Probleembeschrijving – Geef alle onderstaande rijen woord voor woord en ongewijzigd terug.

Items uit een gegevensbron:
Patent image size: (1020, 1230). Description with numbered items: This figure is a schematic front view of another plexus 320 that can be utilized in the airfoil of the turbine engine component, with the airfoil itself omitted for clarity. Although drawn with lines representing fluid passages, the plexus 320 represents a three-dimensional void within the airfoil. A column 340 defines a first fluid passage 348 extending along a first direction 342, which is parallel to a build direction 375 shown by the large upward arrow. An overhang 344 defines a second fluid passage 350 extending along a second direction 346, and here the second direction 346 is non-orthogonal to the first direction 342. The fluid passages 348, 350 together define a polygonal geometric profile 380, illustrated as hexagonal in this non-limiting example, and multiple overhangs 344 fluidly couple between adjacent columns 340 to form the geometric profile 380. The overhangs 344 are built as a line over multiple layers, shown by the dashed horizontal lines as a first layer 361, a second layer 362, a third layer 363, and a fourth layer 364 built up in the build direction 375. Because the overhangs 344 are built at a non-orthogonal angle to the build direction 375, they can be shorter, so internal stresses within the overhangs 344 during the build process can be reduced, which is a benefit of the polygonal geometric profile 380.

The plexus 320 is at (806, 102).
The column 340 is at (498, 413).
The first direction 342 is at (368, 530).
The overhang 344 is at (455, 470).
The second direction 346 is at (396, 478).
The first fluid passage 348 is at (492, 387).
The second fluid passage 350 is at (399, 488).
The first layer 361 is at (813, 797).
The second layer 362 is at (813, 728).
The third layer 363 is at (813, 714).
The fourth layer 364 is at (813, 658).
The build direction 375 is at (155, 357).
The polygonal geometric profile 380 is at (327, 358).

Antwoord hieronder –
Patent image size: (1020, 1230). Description with numbered items: This figure is a schematic front view of another plexus 320 that can be utilized in the airfoil of the turbine engine component, with the airfoil itself omitted for clarity. Although drawn with lines representing fluid passages, the plexus 320 represents a three-dimensional void within the airfoil. A column 340 defines a first fluid passage 348 extending along a first direction 342, which is parallel to a build direction 375 shown by the large upward arrow. An overhang 344 defines a second fluid passage 350 extending along a second direction 346, and here the second direction 346 is non-orthogonal to the first direction 342. The fluid passages 348, 350 together define a polygonal geometric profile 380, illustrated as hexagonal in this non-limiting example, and multiple overhangs 344 fluidly couple between adjacent columns 340 to form the geometric profile 380. The overhangs 344 are built as a line over multiple layers, shown by the dashed horizontal lines as a first layer 361, a second layer 362, a third layer 363, and a fourth layer 364 built up in the build direction 375. Because the overhangs 344 are built at a non-orthogonal angle to the build direction 375, they can be shorter, so internal stresses within the overhangs 344 during the build process can be reduced, which is a benefit of the polygonal geometric profile 380.

The plexus 320 is at (806, 102).
The column 340 is at (498, 413).
The first direction 342 is at (368, 530).
The overhang 344 is at (455, 470).
The second direction 346 is at (396, 478).
The first fluid passage 348 is at (492, 387).
The second fluid passage 350 is at (399, 488).
The first layer 361 is at (813, 797).
The second layer 362 is at (813, 728).
The third layer 363 is at (813, 714).
The fourth layer 364 is at (813, 658).
The build direction 375 is at (155, 357).
The polygonal geometric profile 380 is at (327, 358).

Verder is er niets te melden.